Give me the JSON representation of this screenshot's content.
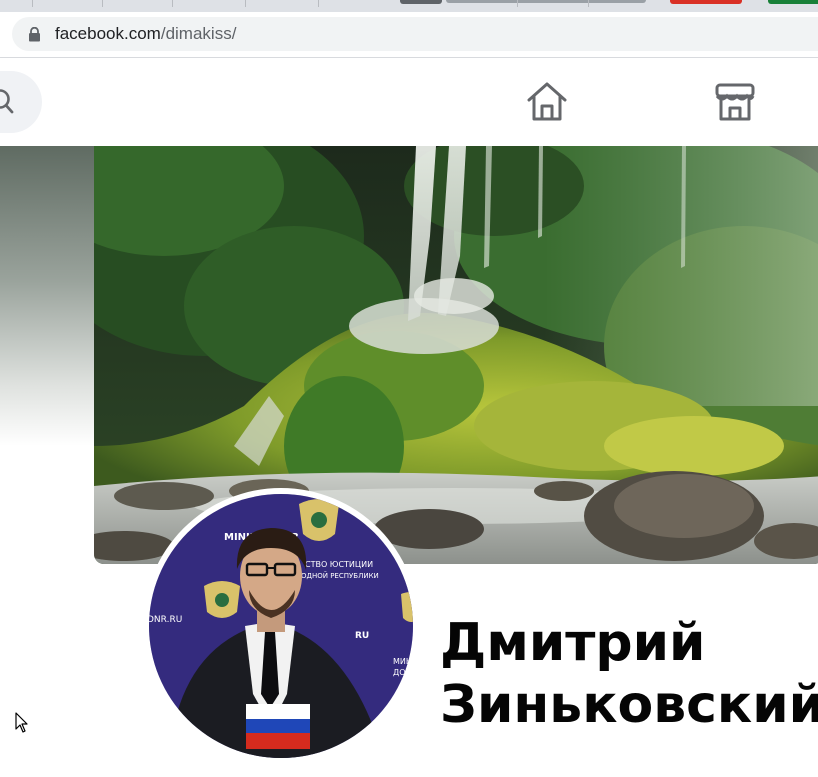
{
  "browser": {
    "url_host": "facebook.com",
    "url_path": "/dimakiss/"
  },
  "nav": {
    "search_icon": "search-icon",
    "home_icon": "home-icon",
    "marketplace_icon": "marketplace-icon"
  },
  "profile": {
    "first_name": "Дмитрий",
    "last_name": "Зиньковский",
    "avatar_texts": {
      "minjust": "MINJUST-DNR",
      "ministry": "СТВО ЮСТИЦИИ",
      "republic": "ОДНОЙ РЕСПУБЛИКИ",
      "dnr_ru": "DNR.RU",
      "ru": "RU",
      "mini": "МИНИ",
      "donetsk": "ДОНЕЦ"
    }
  },
  "colors": {
    "tabstrip": "#dee1e6",
    "omnibox": "#f1f3f4",
    "name_text": "#050505",
    "avatar_backdrop": "#3a2f86"
  }
}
━━━━━━━━━━━━━━━━
• [Set task] Search the listing for the word "icon". Copy every line in which it occurs.

• [Solution]
    "search_icon": "search-icon",
    "home_icon": "home-icon",
    "marketplace_icon": "marketplace-icon"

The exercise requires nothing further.